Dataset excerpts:
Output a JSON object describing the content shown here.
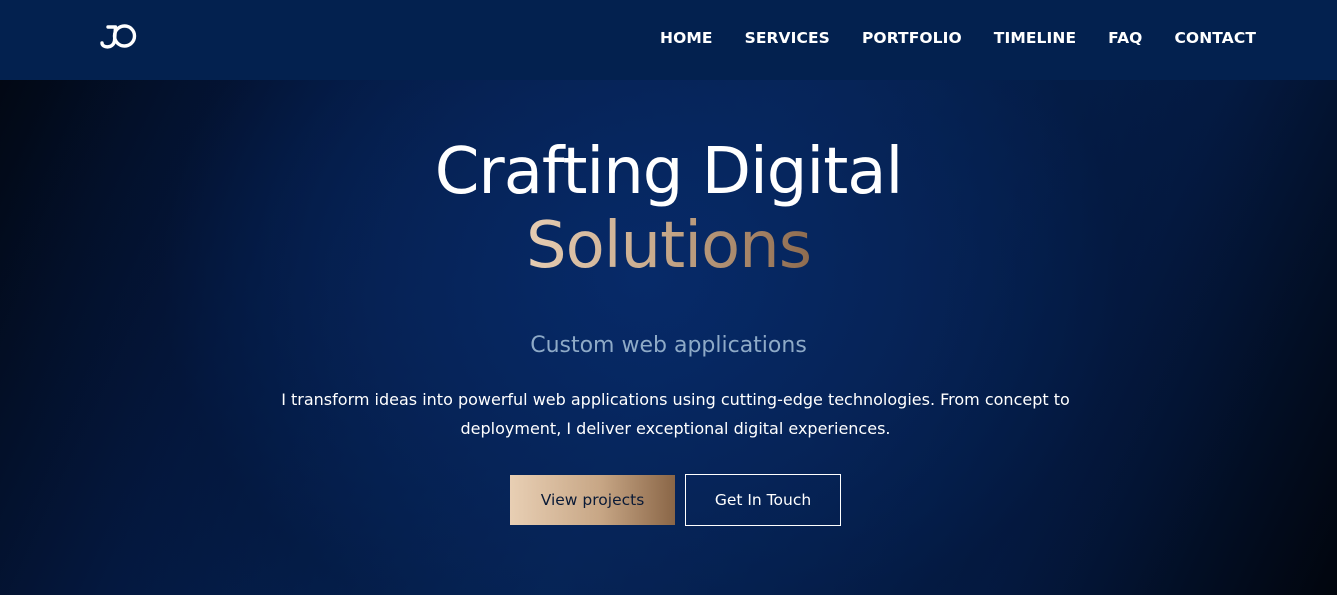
{
  "brand": {
    "logo_icon": "jo-monogram-logo",
    "color": "#ffffff"
  },
  "nav": {
    "items": [
      {
        "label": "HOME"
      },
      {
        "label": "SERVICES"
      },
      {
        "label": "PORTFOLIO"
      },
      {
        "label": "TIMELINE"
      },
      {
        "label": "FAQ"
      },
      {
        "label": "CONTACT"
      }
    ],
    "background": "#03214f"
  },
  "hero": {
    "headline_line1": "Crafting Digital",
    "headline_line2": "Solutions",
    "subtitle": "Custom web applications",
    "description": "I transform ideas into powerful web applications using cutting-edge technologies. From concept to deployment, I deliver exceptional digital experiences.",
    "primary_button": "View projects",
    "secondary_button": "Get In Touch",
    "accent_gradient": [
      "#e6cdb3",
      "#8e6b4f"
    ],
    "subtitle_color": "#8eaac7"
  }
}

_WHAT IS REQUIRED_
Set down every entry word for word, but omit the pictures.

_COMPLETE ANSWER_
Output a JSON object describing the content shown here.
{
  "brand": {
    "logo_icon": "jo-monogram-logo",
    "color": "#ffffff"
  },
  "nav": {
    "items": [
      {
        "label": "HOME"
      },
      {
        "label": "SERVICES"
      },
      {
        "label": "PORTFOLIO"
      },
      {
        "label": "TIMELINE"
      },
      {
        "label": "FAQ"
      },
      {
        "label": "CONTACT"
      }
    ],
    "background": "#03214f"
  },
  "hero": {
    "headline_line1": "Crafting Digital",
    "headline_line2": "Solutions",
    "subtitle": "Custom web applications",
    "description": "I transform ideas into powerful web applications using cutting-edge technologies. From concept to deployment, I deliver exceptional digital experiences.",
    "primary_button": "View projects",
    "secondary_button": "Get In Touch",
    "accent_gradient": [
      "#e6cdb3",
      "#8e6b4f"
    ],
    "subtitle_color": "#8eaac7"
  }
}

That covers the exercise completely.